:: Short task ::
Reproduce the listing below exactly, minus its pictures.
___ Information given ___
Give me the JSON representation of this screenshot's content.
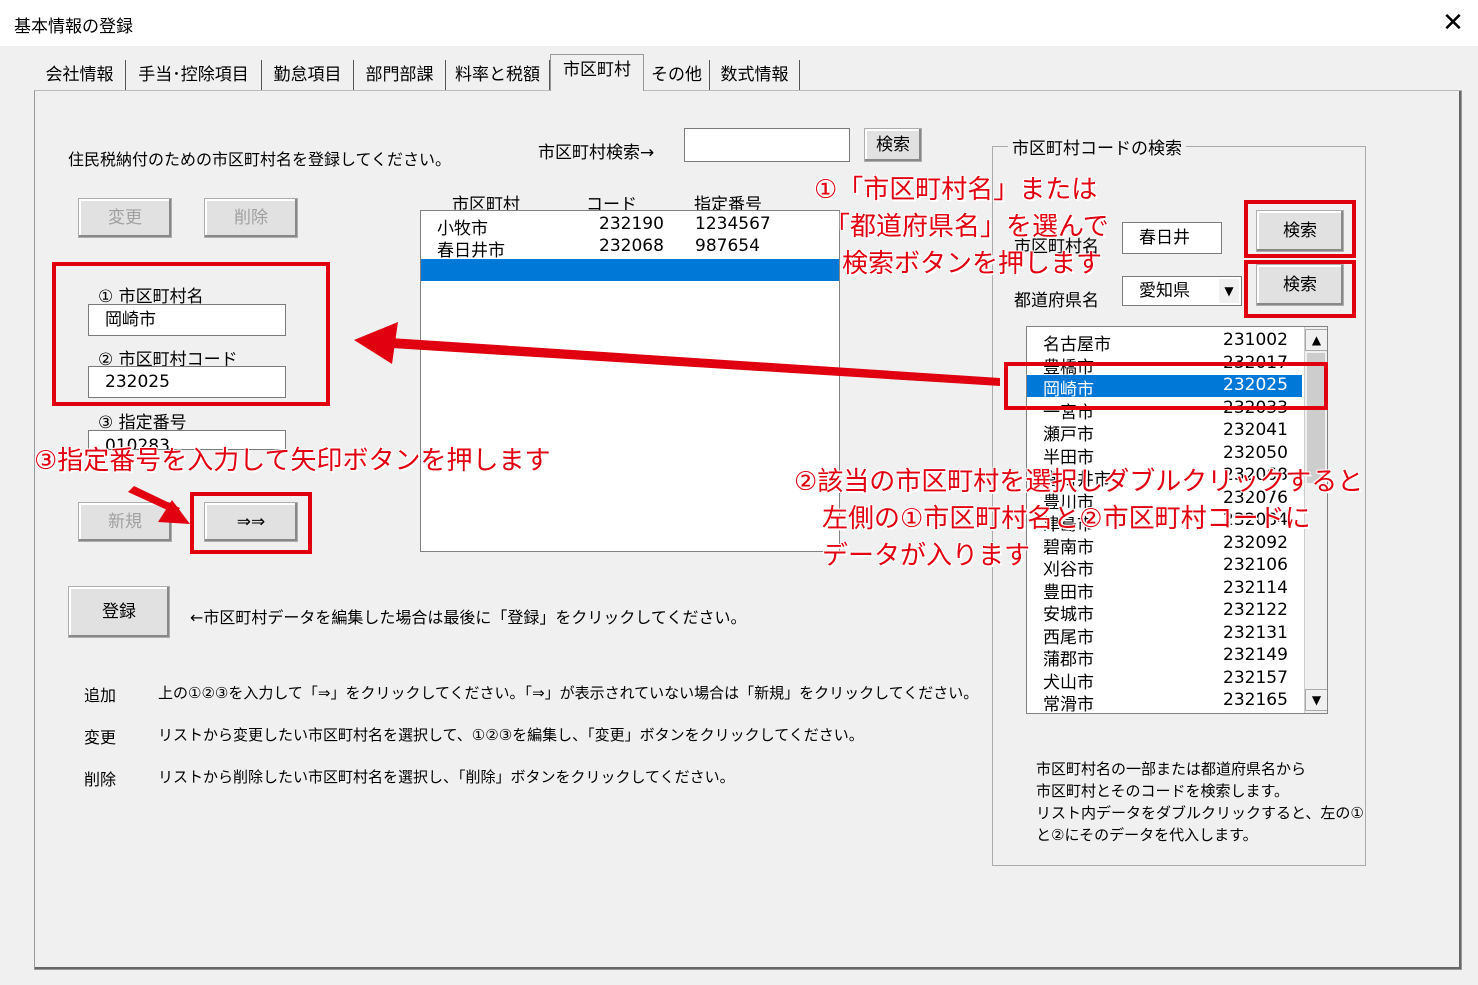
{
  "window": {
    "title": "基本情報の登録",
    "close_icon": "close-icon"
  },
  "tabs": [
    {
      "label": "会社情報"
    },
    {
      "label": "手当･控除項目"
    },
    {
      "label": "勤怠項目"
    },
    {
      "label": "部門部課"
    },
    {
      "label": "料率と税額"
    },
    {
      "label": "市区町村",
      "active": true
    },
    {
      "label": "その他"
    },
    {
      "label": "数式情報"
    }
  ],
  "main": {
    "instruction": "住民税納付のための市区町村名を登録してください。",
    "search_label": "市区町村検索→",
    "search_value": "",
    "search_button": "検索",
    "change_button": "変更",
    "delete_button": "削除",
    "new_button": "新規",
    "arrow_button": "⇒⇒",
    "register_button": "登録",
    "register_note": "←市区町村データを編集した場合は最後に「登録」をクリックしてください。",
    "fields": {
      "city_name_label": "① 市区町村名",
      "city_name_value": "岡崎市",
      "city_code_label": "② 市区町村コード",
      "city_code_value": "232025",
      "designation_label": "③ 指定番号",
      "designation_value": "010283"
    },
    "list_headers": [
      "市区町村",
      "コード",
      "指定番号"
    ],
    "list_rows": [
      {
        "city": "小牧市",
        "code": "232190",
        "num": "1234567"
      },
      {
        "city": "春日井市",
        "code": "232068",
        "num": "987654"
      }
    ],
    "help": [
      {
        "key": "追加",
        "text": "上の①②③を入力して「⇒」をクリックしてください。「⇒」が表示されていない場合は「新規」をクリックしてください。"
      },
      {
        "key": "変更",
        "text": "リストから変更したい市区町村名を選択して、①②③を編集し、「変更」ボタンをクリックしてください。"
      },
      {
        "key": "削除",
        "text": "リストから削除したい市区町村名を選択し、「削除」ボタンをクリックしてください。"
      }
    ]
  },
  "code_search": {
    "group_title": "市区町村コードの検索",
    "city_label": "市区町村名",
    "city_value": "春日井",
    "pref_label": "都道府県名",
    "pref_value": "愛知県",
    "search_button": "検索",
    "rows": [
      {
        "city": "名古屋市",
        "code": "231002"
      },
      {
        "city": "豊橋市",
        "code": "232017"
      },
      {
        "city": "岡崎市",
        "code": "232025",
        "selected": true
      },
      {
        "city": "一宮市",
        "code": "232033"
      },
      {
        "city": "瀬戸市",
        "code": "232041"
      },
      {
        "city": "半田市",
        "code": "232050"
      },
      {
        "city": "春日井市",
        "code": "232068"
      },
      {
        "city": "豊川市",
        "code": "232076"
      },
      {
        "city": "津島市",
        "code": "232084"
      },
      {
        "city": "碧南市",
        "code": "232092"
      },
      {
        "city": "刈谷市",
        "code": "232106"
      },
      {
        "city": "豊田市",
        "code": "232114"
      },
      {
        "city": "安城市",
        "code": "232122"
      },
      {
        "city": "西尾市",
        "code": "232131"
      },
      {
        "city": "蒲郡市",
        "code": "232149"
      },
      {
        "city": "犬山市",
        "code": "232157"
      },
      {
        "city": "常滑市",
        "code": "232165"
      }
    ],
    "note_lines": [
      "市区町村名の一部または都道府県名から",
      "市区町村とそのコードを検索します。",
      "リスト内データをダブルクリックすると、左の①",
      "と②にそのデータを代入します。"
    ]
  },
  "annotations": {
    "a1_lines": [
      "①「市区町村名」または",
      "「都道府県名」を選んで",
      "検索ボタンを押します"
    ],
    "a2_lines": [
      "②該当の市区町村を選択しダブルクリックすると",
      "左側の①市区町村名と②市区町村コードに",
      "データが入ります"
    ],
    "a3": "③指定番号を入力して矢印ボタンを押します",
    "color": "#e00010"
  }
}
___
:: Right answer ::
Give me the JSON representation of this screenshot's content.
{
  "window": {
    "title": "基本情報の登録",
    "close_icon": "close-icon"
  },
  "tabs": [
    {
      "label": "会社情報"
    },
    {
      "label": "手当･控除項目"
    },
    {
      "label": "勤怠項目"
    },
    {
      "label": "部門部課"
    },
    {
      "label": "料率と税額"
    },
    {
      "label": "市区町村",
      "active": true
    },
    {
      "label": "その他"
    },
    {
      "label": "数式情報"
    }
  ],
  "main": {
    "instruction": "住民税納付のための市区町村名を登録してください。",
    "search_label": "市区町村検索→",
    "search_value": "",
    "search_button": "検索",
    "change_button": "変更",
    "delete_button": "削除",
    "new_button": "新規",
    "arrow_button": "⇒⇒",
    "register_button": "登録",
    "register_note": "←市区町村データを編集した場合は最後に「登録」をクリックしてください。",
    "fields": {
      "city_name_label": "① 市区町村名",
      "city_name_value": "岡崎市",
      "city_code_label": "② 市区町村コード",
      "city_code_value": "232025",
      "designation_label": "③ 指定番号",
      "designation_value": "010283"
    },
    "list_headers": [
      "市区町村",
      "コード",
      "指定番号"
    ],
    "list_rows": [
      {
        "city": "小牧市",
        "code": "232190",
        "num": "1234567"
      },
      {
        "city": "春日井市",
        "code": "232068",
        "num": "987654"
      }
    ],
    "help": [
      {
        "key": "追加",
        "text": "上の①②③を入力して「⇒」をクリックしてください。「⇒」が表示されていない場合は「新規」をクリックしてください。"
      },
      {
        "key": "変更",
        "text": "リストから変更したい市区町村名を選択して、①②③を編集し、「変更」ボタンをクリックしてください。"
      },
      {
        "key": "削除",
        "text": "リストから削除したい市区町村名を選択し、「削除」ボタンをクリックしてください。"
      }
    ]
  },
  "code_search": {
    "group_title": "市区町村コードの検索",
    "city_label": "市区町村名",
    "city_value": "春日井",
    "pref_label": "都道府県名",
    "pref_value": "愛知県",
    "search_button": "検索",
    "rows": [
      {
        "city": "名古屋市",
        "code": "231002"
      },
      {
        "city": "豊橋市",
        "code": "232017"
      },
      {
        "city": "岡崎市",
        "code": "232025",
        "selected": true
      },
      {
        "city": "一宮市",
        "code": "232033"
      },
      {
        "city": "瀬戸市",
        "code": "232041"
      },
      {
        "city": "半田市",
        "code": "232050"
      },
      {
        "city": "春日井市",
        "code": "232068"
      },
      {
        "city": "豊川市",
        "code": "232076"
      },
      {
        "city": "津島市",
        "code": "232084"
      },
      {
        "city": "碧南市",
        "code": "232092"
      },
      {
        "city": "刈谷市",
        "code": "232106"
      },
      {
        "city": "豊田市",
        "code": "232114"
      },
      {
        "city": "安城市",
        "code": "232122"
      },
      {
        "city": "西尾市",
        "code": "232131"
      },
      {
        "city": "蒲郡市",
        "code": "232149"
      },
      {
        "city": "犬山市",
        "code": "232157"
      },
      {
        "city": "常滑市",
        "code": "232165"
      }
    ],
    "note_lines": [
      "市区町村名の一部または都道府県名から",
      "市区町村とそのコードを検索します。",
      "リスト内データをダブルクリックすると、左の①",
      "と②にそのデータを代入します。"
    ]
  },
  "annotations": {
    "a1_lines": [
      "①「市区町村名」または",
      "「都道府県名」を選んで",
      "検索ボタンを押します"
    ],
    "a2_lines": [
      "②該当の市区町村を選択しダブルクリックすると",
      "左側の①市区町村名と②市区町村コードに",
      "データが入ります"
    ],
    "a3": "③指定番号を入力して矢印ボタンを押します",
    "color": "#e00010"
  }
}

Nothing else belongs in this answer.